** Required work **
Output an exact reproduction of the data.

** Material to process **
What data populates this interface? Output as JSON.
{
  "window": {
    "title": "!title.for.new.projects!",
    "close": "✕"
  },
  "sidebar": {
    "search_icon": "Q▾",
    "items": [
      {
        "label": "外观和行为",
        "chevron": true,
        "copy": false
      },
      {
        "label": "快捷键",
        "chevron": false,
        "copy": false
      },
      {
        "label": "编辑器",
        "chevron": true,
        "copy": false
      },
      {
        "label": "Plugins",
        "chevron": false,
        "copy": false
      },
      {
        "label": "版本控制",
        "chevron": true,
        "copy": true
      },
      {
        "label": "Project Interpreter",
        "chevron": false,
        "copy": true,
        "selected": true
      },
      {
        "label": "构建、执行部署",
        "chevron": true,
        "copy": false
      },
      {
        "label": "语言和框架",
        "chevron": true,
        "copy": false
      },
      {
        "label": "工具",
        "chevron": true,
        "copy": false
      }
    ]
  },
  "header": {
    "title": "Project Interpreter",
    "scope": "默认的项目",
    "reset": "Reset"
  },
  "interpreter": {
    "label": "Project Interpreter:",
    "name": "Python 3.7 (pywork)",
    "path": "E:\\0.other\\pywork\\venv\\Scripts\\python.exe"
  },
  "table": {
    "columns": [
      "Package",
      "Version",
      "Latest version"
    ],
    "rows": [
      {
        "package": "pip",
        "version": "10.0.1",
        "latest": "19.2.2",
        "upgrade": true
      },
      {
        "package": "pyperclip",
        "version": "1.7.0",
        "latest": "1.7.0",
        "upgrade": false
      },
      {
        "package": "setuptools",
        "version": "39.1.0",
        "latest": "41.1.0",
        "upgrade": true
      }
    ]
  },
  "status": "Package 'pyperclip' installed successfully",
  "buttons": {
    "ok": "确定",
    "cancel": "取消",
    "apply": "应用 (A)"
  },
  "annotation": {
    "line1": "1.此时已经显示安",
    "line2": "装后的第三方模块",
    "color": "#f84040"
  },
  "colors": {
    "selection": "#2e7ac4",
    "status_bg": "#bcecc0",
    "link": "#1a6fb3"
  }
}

** Written answer **
What data populates this interface? Output as JSON.
{
  "window": {
    "title": "!title.for.new.projects!",
    "close": "✕"
  },
  "sidebar": {
    "search_icon": "Q▾",
    "items": [
      {
        "label": "外观和行为",
        "chevron": true,
        "copy": false
      },
      {
        "label": "快捷键",
        "chevron": false,
        "copy": false
      },
      {
        "label": "编辑器",
        "chevron": true,
        "copy": false
      },
      {
        "label": "Plugins",
        "chevron": false,
        "copy": false
      },
      {
        "label": "版本控制",
        "chevron": true,
        "copy": true
      },
      {
        "label": "Project Interpreter",
        "chevron": false,
        "copy": true,
        "selected": true
      },
      {
        "label": "构建、执行部署",
        "chevron": true,
        "copy": false
      },
      {
        "label": "语言和框架",
        "chevron": true,
        "copy": false
      },
      {
        "label": "工具",
        "chevron": true,
        "copy": false
      }
    ]
  },
  "header": {
    "title": "Project Interpreter",
    "scope": "默认的项目",
    "reset": "Reset"
  },
  "interpreter": {
    "label": "Project Interpreter:",
    "name": "Python 3.7 (pywork)",
    "path": "E:\\0.other\\pywork\\venv\\Scripts\\python.exe"
  },
  "table": {
    "columns": [
      "Package",
      "Version",
      "Latest version"
    ],
    "rows": [
      {
        "package": "pip",
        "version": "10.0.1",
        "latest": "19.2.2",
        "upgrade": true
      },
      {
        "package": "pyperclip",
        "version": "1.7.0",
        "latest": "1.7.0",
        "upgrade": false
      },
      {
        "package": "setuptools",
        "version": "39.1.0",
        "latest": "41.1.0",
        "upgrade": true
      }
    ]
  },
  "status": "Package 'pyperclip' installed successfully",
  "buttons": {
    "ok": "确定",
    "cancel": "取消",
    "apply": "应用 (A)"
  },
  "annotation": {
    "line1": "1.此时已经显示安",
    "line2": "装后的第三方模块",
    "color": "#f84040"
  },
  "colors": {
    "selection": "#2e7ac4",
    "status_bg": "#bcecc0",
    "link": "#1a6fb3"
  }
}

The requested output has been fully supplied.